• _Requirement_
Look for the string "content" in every line, and copy each line that has it.

• _Supplied information_

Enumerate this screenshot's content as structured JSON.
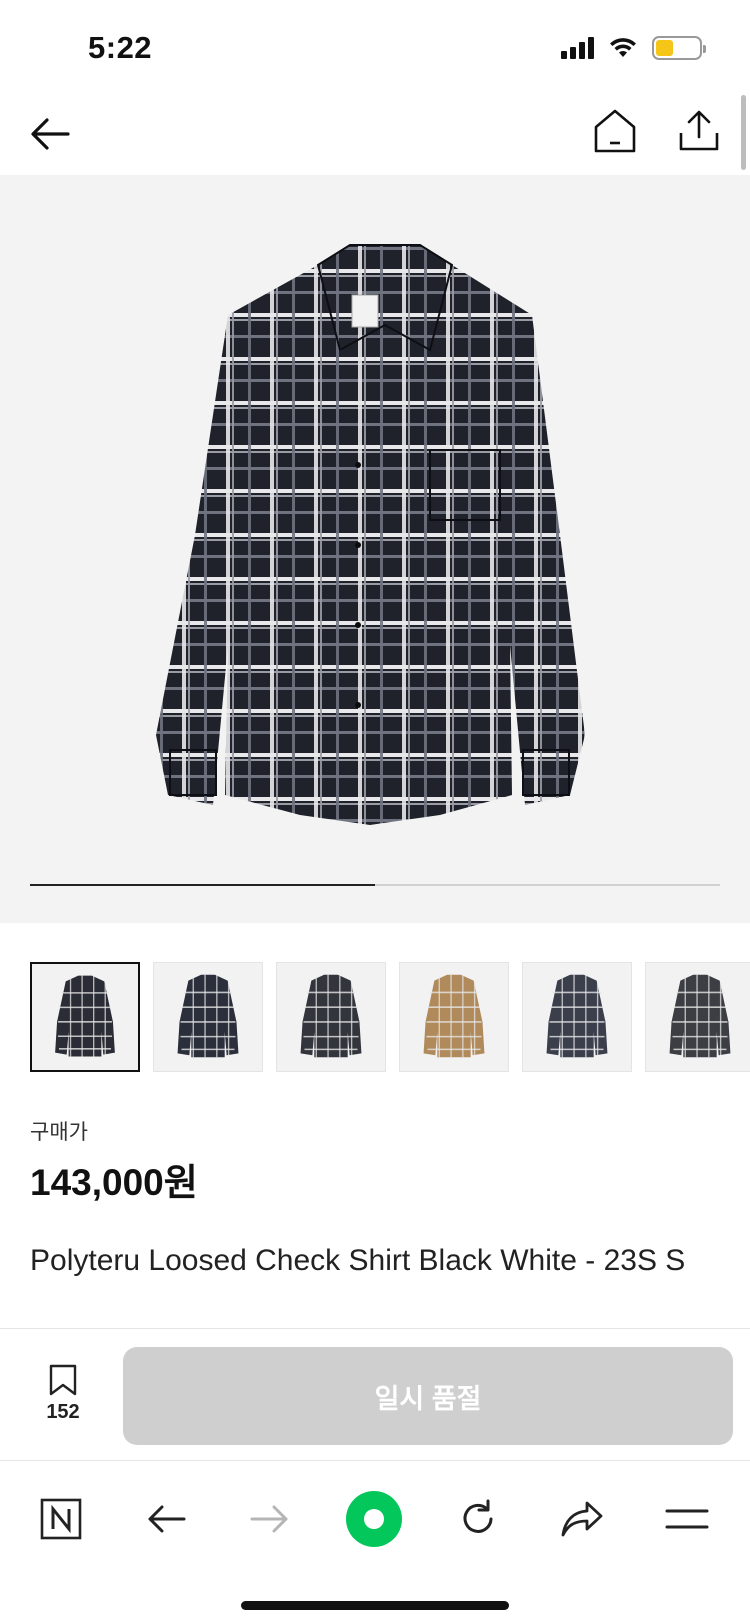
{
  "status_bar": {
    "time": "5:22",
    "battery_level": 0.4,
    "battery_color": "#f5c518"
  },
  "top_nav": {
    "back_icon": "arrow-left-icon",
    "home_icon": "home-icon",
    "share_icon": "share-upload-icon"
  },
  "hero": {
    "image": "plaid-shirt-black-white",
    "carousel_progress": 0.5
  },
  "thumbnails": [
    {
      "name": "plaid-shirt-black-white",
      "color": "#2a2d35",
      "selected": true
    },
    {
      "name": "plaid-shirt-black-navy",
      "color": "#2b2f3c",
      "selected": false
    },
    {
      "name": "plaid-shirt-black-white-alt",
      "color": "#33353c",
      "selected": false
    },
    {
      "name": "plaid-shirt-brown-beige",
      "color": "#b08a5a",
      "selected": false
    },
    {
      "name": "plaid-shirt-navy-white",
      "color": "#3b3f4c",
      "selected": false
    },
    {
      "name": "plaid-shirt-grey-black",
      "color": "#3c3e44",
      "selected": false
    }
  ],
  "product": {
    "price_label": "구매가",
    "price": "143,000원",
    "title": "Polyteru Loosed Check Shirt Black White - 23S S"
  },
  "action_bar": {
    "bookmark_count": "152",
    "primary_button": "일시 품절",
    "primary_button_color": "#cfcfcf"
  },
  "browser_bar": {
    "items": [
      "naver-n-icon",
      "back-arrow-icon",
      "forward-arrow-icon",
      "green-circle-icon",
      "reload-icon",
      "share-icon",
      "menu-icon"
    ],
    "accent_color": "#03c75a"
  }
}
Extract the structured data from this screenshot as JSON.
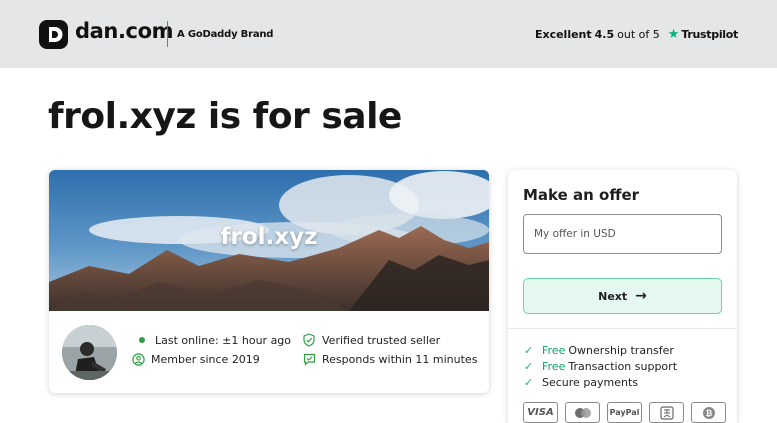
{
  "header": {
    "logo_text": "dan.com",
    "brand_note": "A GoDaddy Brand",
    "rating": {
      "label": "Excellent",
      "score": "4.5",
      "out_of": "out of 5",
      "provider": "Trustpilot"
    }
  },
  "headline": {
    "domain": "frol.xyz",
    "suffix": "is for sale"
  },
  "hero": {
    "domain": "frol.xyz"
  },
  "seller": {
    "last_online": "Last online: ±1 hour ago",
    "member_since": "Member since 2019",
    "verified": "Verified trusted seller",
    "responds": "Responds within 11 minutes"
  },
  "offer": {
    "title": "Make an offer",
    "input_placeholder": "My offer in USD",
    "input_value": "",
    "next_label": "Next",
    "features": [
      {
        "free": "Free",
        "label": "Ownership transfer"
      },
      {
        "free": "Free",
        "label": "Transaction support"
      },
      {
        "free": "",
        "label": "Secure payments"
      }
    ],
    "payment_methods": [
      "VISA",
      "mastercard-icon",
      "PayPal",
      "alipay-icon",
      "bitcoin-icon"
    ]
  },
  "colors": {
    "topbar_bg": "#e5e6e8",
    "accent_green": "#14a06a",
    "button_bg": "#e4f8ef",
    "button_border": "#67d4aa",
    "trustpilot_star": "#00b67a"
  }
}
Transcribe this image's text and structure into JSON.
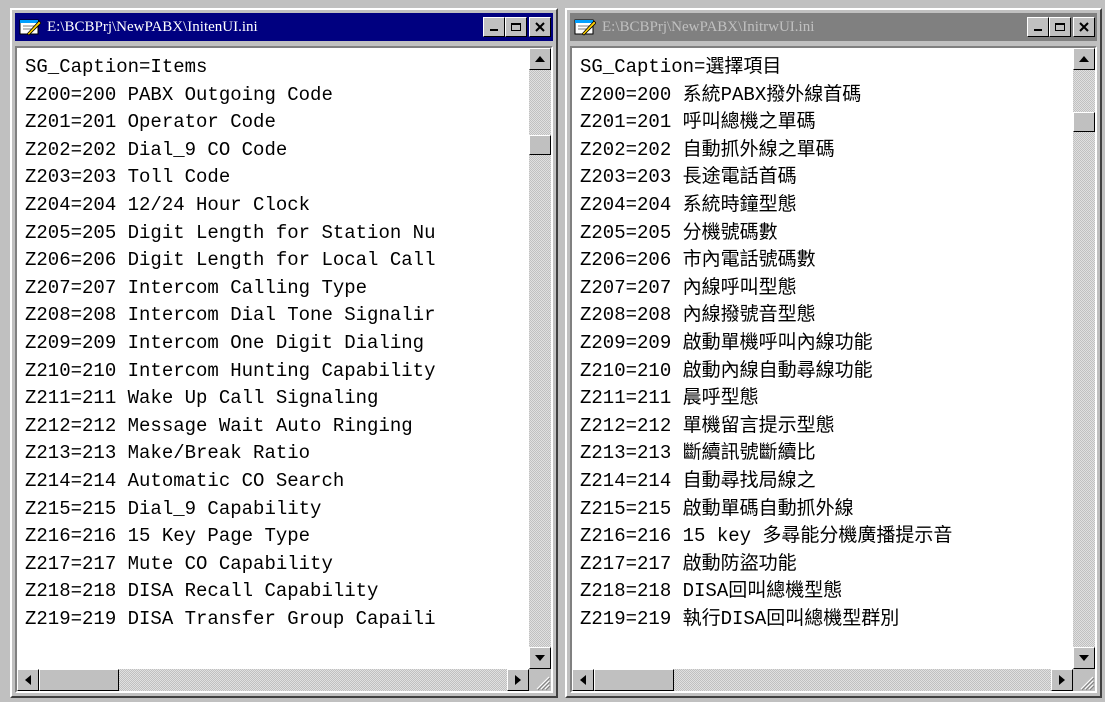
{
  "colors": {
    "active_title": "#000080",
    "inactive_title": "#808080",
    "face": "#c0c0c0"
  },
  "left_window": {
    "title": "E:\\BCBPrj\\NewPABX\\InitenUI.ini",
    "lines": [
      "SG_Caption=Items",
      "Z200=200 PABX Outgoing Code",
      "Z201=201 Operator Code",
      "Z202=202 Dial_9 CO Code",
      "Z203=203 Toll Code",
      "Z204=204 12/24 Hour Clock",
      "Z205=205 Digit Length for Station Nu",
      "Z206=206 Digit Length for Local Call",
      "Z207=207 Intercom Calling Type",
      "Z208=208 Intercom Dial Tone Signalir",
      "Z209=209 Intercom One Digit Dialing",
      "Z210=210 Intercom Hunting Capability",
      "Z211=211 Wake Up Call Signaling",
      "Z212=212 Message Wait Auto Ringing",
      "Z213=213 Make/Break Ratio",
      "Z214=214 Automatic CO Search",
      "Z215=215 Dial_9 Capability",
      "Z216=216 15 Key Page Type",
      "Z217=217 Mute CO Capability",
      "Z218=218 DISA Recall Capability",
      "Z219=219 DISA Transfer Group Capaili"
    ]
  },
  "right_window": {
    "title": "E:\\BCBPrj\\NewPABX\\InitrwUI.ini",
    "lines": [
      "SG_Caption=選擇項目",
      "Z200=200 系統PABX撥外線首碼",
      "Z201=201 呼叫總機之單碼",
      "Z202=202 自動抓外線之單碼",
      "Z203=203 長途電話首碼",
      "Z204=204 系統時鐘型態",
      "Z205=205 分機號碼數",
      "Z206=206 市內電話號碼數",
      "Z207=207 內線呼叫型態",
      "Z208=208 內線撥號音型態",
      "Z209=209 啟動單機呼叫內線功能",
      "Z210=210 啟動內線自動尋線功能",
      "Z211=211 晨呼型態",
      "Z212=212 單機留言提示型態",
      "Z213=213 斷續訊號斷續比",
      "Z214=214 自動尋找局線之",
      "Z215=215 啟動單碼自動抓外線",
      "Z216=216 15 key 多尋能分機廣播提示音",
      "Z217=217 啟動防盜功能",
      "Z218=218 DISA回叫總機型態",
      "Z219=219 執行DISA回叫總機型群別"
    ]
  },
  "icons": {
    "app": "notepad-icon",
    "minimize": "minimize-icon",
    "maximize": "maximize-icon",
    "close": "close-icon",
    "up": "scroll-up-arrow-icon",
    "down": "scroll-down-arrow-icon",
    "left": "scroll-left-arrow-icon",
    "right": "scroll-right-arrow-icon",
    "grip": "size-grip-icon"
  }
}
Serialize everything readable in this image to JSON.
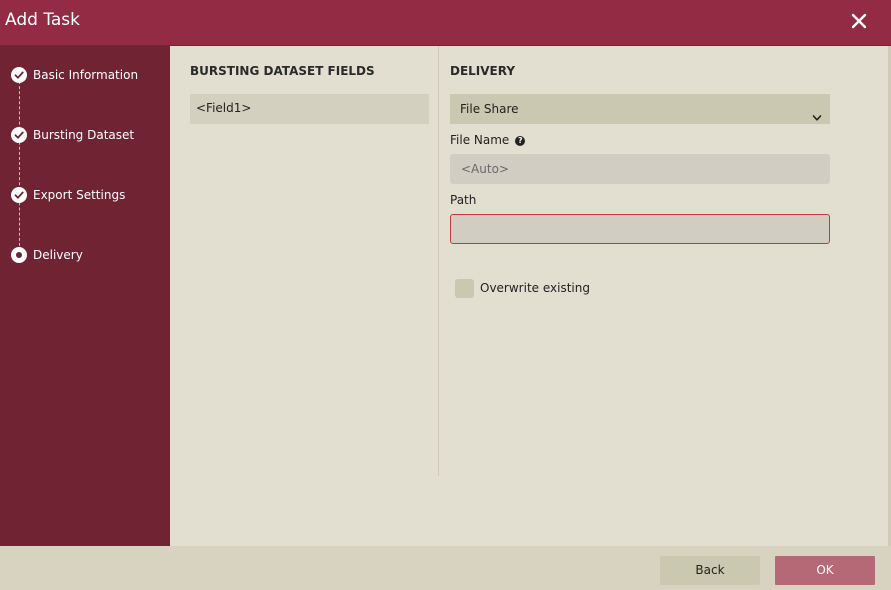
{
  "dialog": {
    "title": "Add Task"
  },
  "sidebar": {
    "steps": [
      {
        "label": "Basic Information",
        "state": "completed"
      },
      {
        "label": "Bursting Dataset",
        "state": "completed"
      },
      {
        "label": "Export Settings",
        "state": "completed"
      },
      {
        "label": "Delivery",
        "state": "current"
      }
    ]
  },
  "fields_panel": {
    "title": "BURSTING DATASET FIELDS",
    "items": [
      "<Field1>"
    ]
  },
  "delivery": {
    "title": "DELIVERY",
    "method": "File Share",
    "file_name_label": "File Name",
    "file_name_placeholder": "<Auto>",
    "path_label": "Path",
    "path_value": "",
    "overwrite_label": "Overwrite existing",
    "overwrite_checked": false
  },
  "footer": {
    "back_label": "Back",
    "ok_label": "OK"
  },
  "colors": {
    "titlebar": "#942b44",
    "sidebar": "#702433",
    "content": "#e2dfd0",
    "ok_button": "#b56977",
    "invalid_border": "#c9343e"
  }
}
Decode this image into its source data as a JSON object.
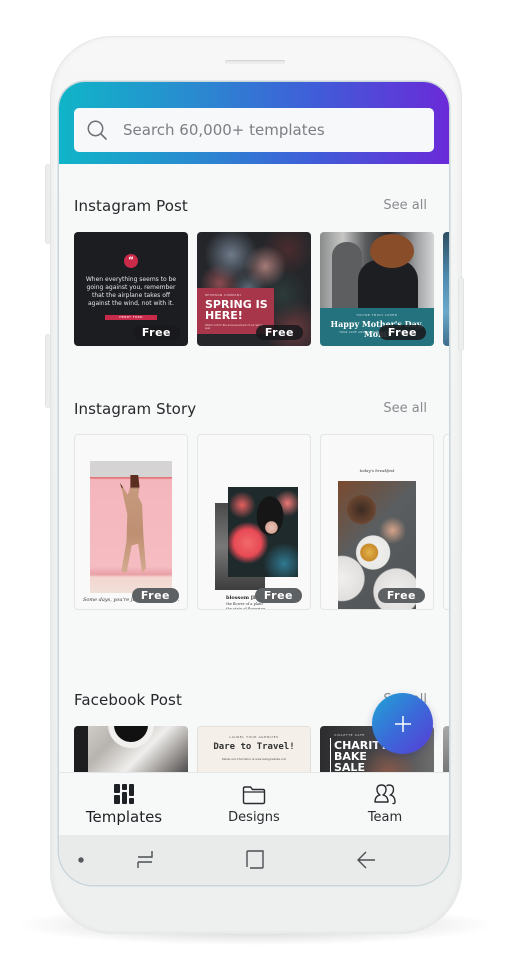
{
  "search": {
    "placeholder": "Search 60,000+ templates",
    "value": "",
    "icon": "search-icon"
  },
  "colors": {
    "header_gradient_start": "#0fb5c8",
    "header_gradient_end": "#6a2ad8",
    "fab_gradient_start": "#1fa6d6",
    "fab_gradient_end": "#5a3ad6",
    "accent_red": "#c82a4a"
  },
  "sections": [
    {
      "title": "Instagram Post",
      "see_all": "See all",
      "cards": [
        {
          "badge": "Free",
          "quote_icon": "“",
          "text": "When everything seems to be going against you, remember that the airplane takes off against the wind, not with it.",
          "author": "HENRY FORD"
        },
        {
          "badge": "Free",
          "small": "WHINSON COMPANY",
          "title": "SPRING IS HERE!",
          "sub": "Watch out for the announcement of our spring sale"
        },
        {
          "badge": "Free",
          "small": "YOU'RE TRULY LOVED",
          "title": "Happy Mother's Day, Mom!",
          "sub": "YOUR LOVE AND GUIDANCE MEANS THE WORLD"
        }
      ]
    },
    {
      "title": "Instagram Story",
      "see_all": "See all",
      "cards": [
        {
          "badge": "Free",
          "caption": "Some days, you're just walking on air."
        },
        {
          "badge": "Free",
          "caption_title": "blossom [bloss-uhm]",
          "caption": "the flower of a plant\nthe state of flowering\nto flourish; develop"
        },
        {
          "badge": "Free",
          "label": "today's breakfast"
        }
      ]
    },
    {
      "title": "Facebook Post",
      "see_all": "See all",
      "cards": [
        {},
        {
          "small": "LAUREL TOUR AGENCIES",
          "title": "Dare to Travel!",
          "sub": "Details and information at www.reallygreatsite.com"
        },
        {
          "small": "VIOLETTE CAFE",
          "title": "CHARITY BAKE SALE"
        }
      ]
    }
  ],
  "fab": {
    "icon": "plus-icon",
    "label": "+"
  },
  "bottom_nav": {
    "items": [
      {
        "label": "Templates",
        "icon": "templates-grid-icon",
        "active": true
      },
      {
        "label": "Designs",
        "icon": "folder-icon",
        "active": false
      },
      {
        "label": "Team",
        "icon": "team-icon",
        "active": false
      }
    ]
  },
  "softkeys": [
    {
      "icon": "dot-icon"
    },
    {
      "icon": "recent-apps-icon"
    },
    {
      "icon": "home-icon"
    },
    {
      "icon": "back-icon"
    }
  ]
}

• _Response for this exercise_
Enumerate this screenshot's content as structured JSON.
    "content": "#e2dfd0",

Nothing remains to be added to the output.